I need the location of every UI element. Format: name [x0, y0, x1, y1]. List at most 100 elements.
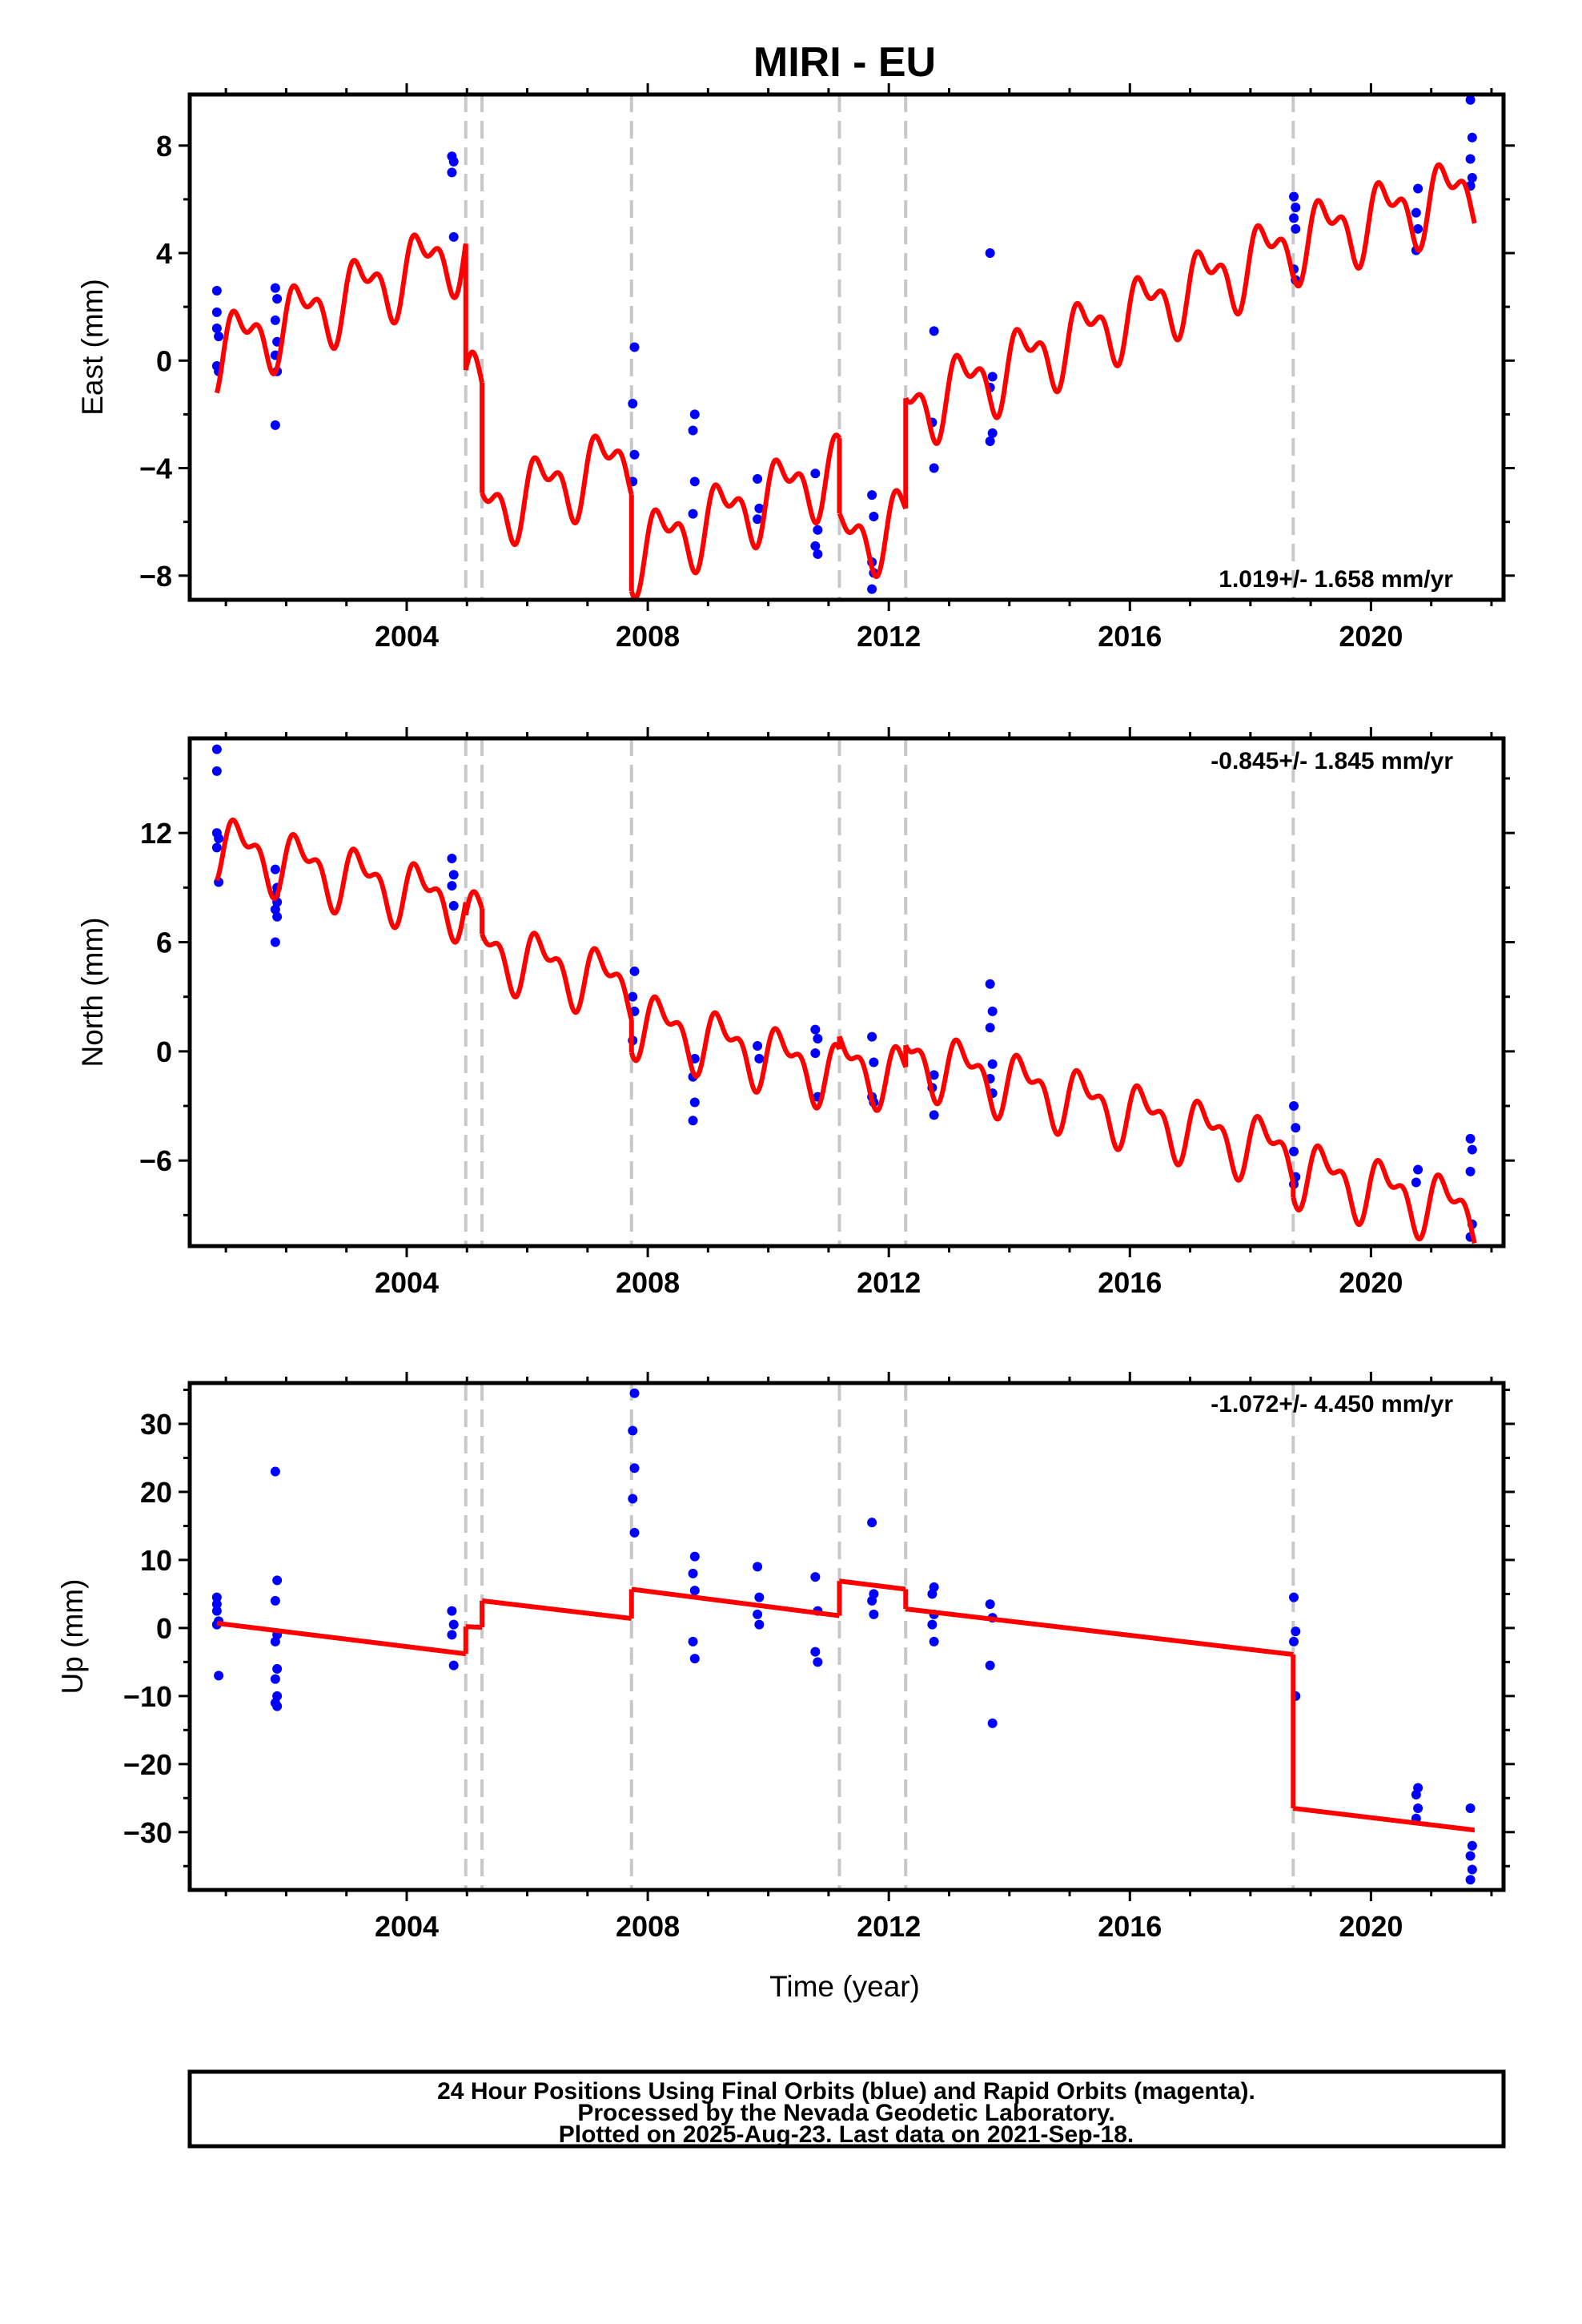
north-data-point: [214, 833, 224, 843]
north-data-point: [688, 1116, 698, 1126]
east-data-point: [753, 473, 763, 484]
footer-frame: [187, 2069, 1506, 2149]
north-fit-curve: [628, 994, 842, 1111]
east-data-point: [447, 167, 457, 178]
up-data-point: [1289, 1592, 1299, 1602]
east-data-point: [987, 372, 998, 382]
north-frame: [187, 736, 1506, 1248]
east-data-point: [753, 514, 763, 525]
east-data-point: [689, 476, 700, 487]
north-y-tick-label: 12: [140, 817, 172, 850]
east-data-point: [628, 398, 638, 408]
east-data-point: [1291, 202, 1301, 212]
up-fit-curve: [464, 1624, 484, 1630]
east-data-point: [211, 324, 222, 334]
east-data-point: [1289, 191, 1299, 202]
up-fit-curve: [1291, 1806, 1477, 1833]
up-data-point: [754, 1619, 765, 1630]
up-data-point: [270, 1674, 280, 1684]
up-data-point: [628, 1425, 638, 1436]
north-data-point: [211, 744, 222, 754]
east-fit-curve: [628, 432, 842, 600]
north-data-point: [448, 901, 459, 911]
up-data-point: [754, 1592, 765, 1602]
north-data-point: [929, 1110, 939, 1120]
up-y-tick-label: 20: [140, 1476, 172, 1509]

□ □ □

TASK BRIEF: Copy out the lines of the records word for word, beginning with the line that contains "north-data-point: [214, 833, 224, 843]" and continuing through the last line of the records.

COMPLETED EXERCISE:
north-data-point: [214, 833, 224, 843]
north-data-point: [688, 1116, 698, 1126]
east-data-point: [753, 473, 763, 484]
footer-frame: [187, 2069, 1506, 2149]
north-fit-curve: [628, 994, 842, 1111]
east-data-point: [447, 167, 457, 178]
up-data-point: [1289, 1592, 1299, 1602]
east-data-point: [987, 372, 998, 382]
north-frame: [187, 736, 1506, 1248]
east-data-point: [753, 514, 763, 525]
east-data-point: [689, 476, 700, 487]
north-y-tick-label: 12: [140, 817, 172, 850]
east-data-point: [628, 398, 638, 408]
east-data-point: [1291, 202, 1301, 212]
up-fit-curve: [464, 1624, 484, 1630]
east-data-point: [211, 324, 222, 334]
east-data-point: [1289, 191, 1299, 202]
up-fit-curve: [1291, 1806, 1477, 1833]
up-data-point: [754, 1619, 765, 1630]
up-data-point: [270, 1674, 280, 1684]
up-data-point: [628, 1425, 638, 1436]
north-data-point: [211, 744, 222, 754]
east-fit-curve: [628, 432, 842, 600]
north-data-point: [448, 901, 459, 911]
up-data-point: [754, 1592, 765, 1602]
north-data-point: [929, 1110, 939, 1120]
up-y-tick-label: 20: [140, 1476, 172, 1509]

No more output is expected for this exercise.